#### [Aim]
Rewrite the listing below as a numbered list, omitting any blank lines.

─── Data shown ───

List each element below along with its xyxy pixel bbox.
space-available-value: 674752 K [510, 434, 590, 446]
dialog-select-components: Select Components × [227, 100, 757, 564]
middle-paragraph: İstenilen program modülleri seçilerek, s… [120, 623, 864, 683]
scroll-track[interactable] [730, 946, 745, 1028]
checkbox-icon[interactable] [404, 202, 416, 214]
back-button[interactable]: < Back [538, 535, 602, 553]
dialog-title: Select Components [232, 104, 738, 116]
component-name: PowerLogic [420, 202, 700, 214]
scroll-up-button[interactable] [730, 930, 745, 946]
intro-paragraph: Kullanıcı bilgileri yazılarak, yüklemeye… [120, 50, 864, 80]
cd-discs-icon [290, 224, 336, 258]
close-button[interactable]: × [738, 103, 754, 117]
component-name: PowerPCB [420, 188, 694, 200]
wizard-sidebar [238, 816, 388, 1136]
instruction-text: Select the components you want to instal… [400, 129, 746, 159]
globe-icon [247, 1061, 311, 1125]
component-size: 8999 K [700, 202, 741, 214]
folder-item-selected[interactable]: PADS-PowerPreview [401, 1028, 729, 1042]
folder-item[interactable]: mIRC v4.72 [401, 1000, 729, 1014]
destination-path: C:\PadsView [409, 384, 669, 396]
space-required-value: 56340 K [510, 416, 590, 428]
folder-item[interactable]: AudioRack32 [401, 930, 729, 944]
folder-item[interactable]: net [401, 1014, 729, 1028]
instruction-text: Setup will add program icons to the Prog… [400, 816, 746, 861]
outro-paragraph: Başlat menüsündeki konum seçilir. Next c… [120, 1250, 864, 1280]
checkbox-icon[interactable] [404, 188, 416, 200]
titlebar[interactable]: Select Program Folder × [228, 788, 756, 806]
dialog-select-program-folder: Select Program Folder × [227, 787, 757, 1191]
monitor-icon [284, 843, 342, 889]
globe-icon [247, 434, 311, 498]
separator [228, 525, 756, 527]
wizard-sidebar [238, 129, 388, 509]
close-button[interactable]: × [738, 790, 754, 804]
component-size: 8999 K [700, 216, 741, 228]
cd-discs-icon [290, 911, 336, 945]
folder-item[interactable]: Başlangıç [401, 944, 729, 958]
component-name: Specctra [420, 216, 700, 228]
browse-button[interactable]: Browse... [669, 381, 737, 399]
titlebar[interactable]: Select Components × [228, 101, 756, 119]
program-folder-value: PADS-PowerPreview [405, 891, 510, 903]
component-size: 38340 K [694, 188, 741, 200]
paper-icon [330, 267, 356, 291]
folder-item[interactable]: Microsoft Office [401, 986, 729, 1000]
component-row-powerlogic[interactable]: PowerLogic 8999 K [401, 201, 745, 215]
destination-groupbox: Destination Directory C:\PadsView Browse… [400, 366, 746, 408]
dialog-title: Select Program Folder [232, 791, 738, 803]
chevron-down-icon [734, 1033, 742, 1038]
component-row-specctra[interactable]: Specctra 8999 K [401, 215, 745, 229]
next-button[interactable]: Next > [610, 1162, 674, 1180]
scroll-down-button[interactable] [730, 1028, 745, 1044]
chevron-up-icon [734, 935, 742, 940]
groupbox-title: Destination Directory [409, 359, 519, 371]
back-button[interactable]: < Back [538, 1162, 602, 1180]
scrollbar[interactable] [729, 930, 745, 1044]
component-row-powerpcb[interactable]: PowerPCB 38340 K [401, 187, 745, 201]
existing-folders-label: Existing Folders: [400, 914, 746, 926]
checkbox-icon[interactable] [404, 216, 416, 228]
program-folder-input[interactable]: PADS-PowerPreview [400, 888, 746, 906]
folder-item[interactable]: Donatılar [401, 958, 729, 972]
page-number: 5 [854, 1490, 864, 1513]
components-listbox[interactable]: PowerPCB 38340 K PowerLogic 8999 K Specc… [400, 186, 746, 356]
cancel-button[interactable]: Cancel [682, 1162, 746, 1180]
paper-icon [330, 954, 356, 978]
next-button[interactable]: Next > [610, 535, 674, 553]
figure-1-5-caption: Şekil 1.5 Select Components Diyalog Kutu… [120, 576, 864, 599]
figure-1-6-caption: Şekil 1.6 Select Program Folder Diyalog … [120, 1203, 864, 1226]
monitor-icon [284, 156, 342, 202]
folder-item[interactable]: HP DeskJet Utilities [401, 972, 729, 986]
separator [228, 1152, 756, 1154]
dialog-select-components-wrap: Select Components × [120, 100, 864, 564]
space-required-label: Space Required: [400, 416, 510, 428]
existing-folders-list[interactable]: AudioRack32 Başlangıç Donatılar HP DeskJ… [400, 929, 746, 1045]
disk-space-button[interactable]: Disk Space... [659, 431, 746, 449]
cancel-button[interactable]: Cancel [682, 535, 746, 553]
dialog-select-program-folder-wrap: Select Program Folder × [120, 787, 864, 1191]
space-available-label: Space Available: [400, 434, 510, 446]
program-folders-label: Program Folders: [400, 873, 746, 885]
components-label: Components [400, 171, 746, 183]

───

#### [Written answer]
1. List each element below along with its xyxy pixel bbox.
2. space-available-value: 674752 K [510, 434, 590, 446]
3. dialog-select-components: Select Components × [227, 100, 757, 564]
4. middle-paragraph: İstenilen program modülleri seçilerek, s… [120, 623, 864, 683]
5. scroll-track[interactable] [730, 946, 745, 1028]
6. checkbox-icon[interactable] [404, 202, 416, 214]
7. back-button[interactable]: < Back [538, 535, 602, 553]
8. dialog-title: Select Components [232, 104, 738, 116]
9. component-name: PowerLogic [420, 202, 700, 214]
10. scroll-up-button[interactable] [730, 930, 745, 946]
11. intro-paragraph: Kullanıcı bilgileri yazılarak, yüklemeye… [120, 50, 864, 80]
12. cd-discs-icon [290, 224, 336, 258]
13. close-button[interactable]: × [738, 103, 754, 117]
14. component-name: PowerPCB [420, 188, 694, 200]
15. wizard-sidebar [238, 816, 388, 1136]
16. instruction-text: Select the components you want to instal… [400, 129, 746, 159]
17. globe-icon [247, 1061, 311, 1125]
18. component-size: 8999 K [700, 202, 741, 214]
19. folder-item-selected[interactable]: PADS-PowerPreview [401, 1028, 729, 1042]
20. folder-item[interactable]: mIRC v4.72 [401, 1000, 729, 1014]
21. destination-path: C:\PadsView [409, 384, 669, 396]
22. space-required-value: 56340 K [510, 416, 590, 428]
23. folder-item[interactable]: AudioRack32 [401, 930, 729, 944]
24. folder-item[interactable]: net [401, 1014, 729, 1028]
25. instruction-text: Setup will add program icons to the Prog… [400, 816, 746, 861]
26. outro-paragraph: Başlat menüsündeki konum seçilir. Next c… [120, 1250, 864, 1280]
27. checkbox-icon[interactable] [404, 188, 416, 200]
28. titlebar[interactable]: Select Program Folder × [228, 788, 756, 806]
29. dialog-select-program-folder: Select Program Folder × [227, 787, 757, 1191]
30. monitor-icon [284, 843, 342, 889]
31. globe-icon [247, 434, 311, 498]
32. separator [228, 525, 756, 527]
33. wizard-sidebar [238, 129, 388, 509]
34. close-button[interactable]: × [738, 790, 754, 804]
35. component-size: 8999 K [700, 216, 741, 228]
36. cd-discs-icon [290, 911, 336, 945]
37. folder-item[interactable]: Başlangıç [401, 944, 729, 958]
38. component-name: Specctra [420, 216, 700, 228]
39. browse-button[interactable]: Browse... [669, 381, 737, 399]
40. titlebar[interactable]: Select Components × [228, 101, 756, 119]
41. program-folder-value: PADS-PowerPreview [405, 891, 510, 903]
42. component-size: 38340 K [694, 188, 741, 200]
43. paper-icon [330, 267, 356, 291]
44. folder-item[interactable]: Microsoft Office [401, 986, 729, 1000]
45. component-row-powerlogic[interactable]: PowerLogic 8999 K [401, 201, 745, 215]
46. destination-groupbox: Destination Directory C:\PadsView Browse… [400, 366, 746, 408]
47. dialog-title: Select Program Folder [232, 791, 738, 803]
48. chevron-down-icon [734, 1033, 742, 1038]
49. component-row-specctra[interactable]: Specctra 8999 K [401, 215, 745, 229]
50. next-button[interactable]: Next > [610, 1162, 674, 1180]
51. scroll-down-button[interactable] [730, 1028, 745, 1044]
52. chevron-up-icon [734, 935, 742, 940]
53. groupbox-title: Destination Directory [409, 359, 519, 371]
54. back-button[interactable]: < Back [538, 1162, 602, 1180]
55. scrollbar[interactable] [729, 930, 745, 1044]
56. component-row-powerpcb[interactable]: PowerPCB 38340 K [401, 187, 745, 201]
57. existing-folders-label: Existing Folders: [400, 914, 746, 926]
58. checkbox-icon[interactable] [404, 216, 416, 228]
59. program-folder-input[interactable]: PADS-PowerPreview [400, 888, 746, 906]
60. folder-item[interactable]: Donatılar [401, 958, 729, 972]
61. page-number: 5 [854, 1490, 864, 1513]
62. components-listbox[interactable]: PowerPCB 38340 K PowerLogic 8999 K Specc… [400, 186, 746, 356]
63. cancel-button[interactable]: Cancel [682, 1162, 746, 1180]
64. paper-icon [330, 954, 356, 978]
65. next-button[interactable]: Next > [610, 535, 674, 553]
66. figure-1-5-caption: Şekil 1.5 Select Components Diyalog Kutu… [120, 576, 864, 599]
67. figure-1-6-caption: Şekil 1.6 Select Program Folder Diyalog … [120, 1203, 864, 1226]
68. monitor-icon [284, 156, 342, 202]
69. folder-item[interactable]: HP DeskJet Utilities [401, 972, 729, 986]
70. separator [228, 1152, 756, 1154]
71. dialog-select-components-wrap: Select Components × [120, 100, 864, 564]
72. space-required-label: Space Required: [400, 416, 510, 428]
73. existing-folders-list[interactable]: AudioRack32 Başlangıç Donatılar HP DeskJ… [400, 929, 746, 1045]
74. disk-space-button[interactable]: Disk Space... [659, 431, 746, 449]
75. cancel-button[interactable]: Cancel [682, 535, 746, 553]
76. dialog-select-program-folder-wrap: Select Program Folder × [120, 787, 864, 1191]
77. space-available-label: Space Available: [400, 434, 510, 446]
78. program-folders-label: Program Folders: [400, 873, 746, 885]
79. components-label: Components [400, 171, 746, 183]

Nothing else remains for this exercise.